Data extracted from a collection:

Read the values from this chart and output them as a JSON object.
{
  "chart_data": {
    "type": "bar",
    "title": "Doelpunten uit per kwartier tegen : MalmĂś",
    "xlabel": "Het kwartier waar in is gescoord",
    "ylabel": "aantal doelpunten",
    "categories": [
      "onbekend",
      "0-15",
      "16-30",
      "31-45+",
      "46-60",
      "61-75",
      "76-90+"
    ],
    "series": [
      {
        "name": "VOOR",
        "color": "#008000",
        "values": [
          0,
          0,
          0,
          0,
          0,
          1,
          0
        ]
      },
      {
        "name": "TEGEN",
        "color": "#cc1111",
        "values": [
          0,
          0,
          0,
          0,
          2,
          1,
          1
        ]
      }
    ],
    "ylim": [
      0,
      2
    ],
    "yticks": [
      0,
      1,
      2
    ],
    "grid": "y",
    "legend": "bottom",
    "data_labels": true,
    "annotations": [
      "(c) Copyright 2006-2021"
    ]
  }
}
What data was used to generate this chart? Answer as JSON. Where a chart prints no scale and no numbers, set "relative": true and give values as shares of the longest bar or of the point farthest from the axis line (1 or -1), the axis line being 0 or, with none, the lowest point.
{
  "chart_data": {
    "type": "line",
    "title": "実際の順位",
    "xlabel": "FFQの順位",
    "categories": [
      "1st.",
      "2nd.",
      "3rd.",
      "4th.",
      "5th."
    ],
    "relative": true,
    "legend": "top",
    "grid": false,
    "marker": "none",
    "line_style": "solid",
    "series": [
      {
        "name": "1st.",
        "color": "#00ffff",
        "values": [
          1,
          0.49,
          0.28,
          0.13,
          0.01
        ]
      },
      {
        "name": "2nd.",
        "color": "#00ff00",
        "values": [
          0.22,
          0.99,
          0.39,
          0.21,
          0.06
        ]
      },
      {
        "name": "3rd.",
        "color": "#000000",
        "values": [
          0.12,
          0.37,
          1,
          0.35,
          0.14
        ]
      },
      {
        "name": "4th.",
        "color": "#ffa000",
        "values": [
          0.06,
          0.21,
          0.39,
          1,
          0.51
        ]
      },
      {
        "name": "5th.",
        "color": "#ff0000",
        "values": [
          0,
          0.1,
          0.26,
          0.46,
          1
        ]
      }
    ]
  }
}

* YOUR TASK *
Every line above needs to be retyped exactly.

* RIGHT ANSWER *
Read the values from this chart and output them as a JSON object.
{
  "chart_data": {
    "type": "bar",
    "title": "Doelpunten uit per kwartier tegen : MalmĂś",
    "xlabel": "Het kwartier waar in is gescoord",
    "ylabel": "aantal doelpunten",
    "categories": [
      "onbekend",
      "0-15",
      "16-30",
      "31-45+",
      "46-60",
      "61-75",
      "76-90+"
    ],
    "series": [
      {
        "name": "VOOR",
        "color": "#008000",
        "values": [
          0,
          0,
          0,
          0,
          0,
          1,
          0
        ]
      },
      {
        "name": "TEGEN",
        "color": "#cc1111",
        "values": [
          0,
          0,
          0,
          0,
          2,
          1,
          1
        ]
      }
    ],
    "ylim": [
      0,
      2
    ],
    "yticks": [
      0,
      1,
      2
    ],
    "grid": "y",
    "legend": "bottom",
    "data_labels": true,
    "annotations": [
      "(c) Copyright 2006-2021"
    ]
  }
}
What data was used to generate this chart? Answer as JSON. Where a chart prints no scale and no numbers, set "relative": true and give values as shares of the longest bar or of the point farthest from the axis line (1 or -1), the axis line being 0 or, with none, the lowest point.
{
  "chart_data": {
    "type": "line",
    "title": "実際の順位",
    "xlabel": "FFQの順位",
    "categories": [
      "1st.",
      "2nd.",
      "3rd.",
      "4th.",
      "5th."
    ],
    "relative": true,
    "legend": "top",
    "grid": false,
    "marker": "none",
    "line_style": "solid",
    "series": [
      {
        "name": "1st.",
        "color": "#00ffff",
        "values": [
          1,
          0.49,
          0.28,
          0.13,
          0.01
        ]
      },
      {
        "name": "2nd.",
        "color": "#00ff00",
        "values": [
          0.22,
          0.99,
          0.39,
          0.21,
          0.06
        ]
      },
      {
        "name": "3rd.",
        "color": "#000000",
        "values": [
          0.12,
          0.37,
          1,
          0.35,
          0.14
        ]
      },
      {
        "name": "4th.",
        "color": "#ffa000",
        "values": [
          0.06,
          0.21,
          0.39,
          1,
          0.51
        ]
      },
      {
        "name": "5th.",
        "color": "#ff0000",
        "values": [
          0,
          0.1,
          0.26,
          0.46,
          1
        ]
      }
    ]
  }
}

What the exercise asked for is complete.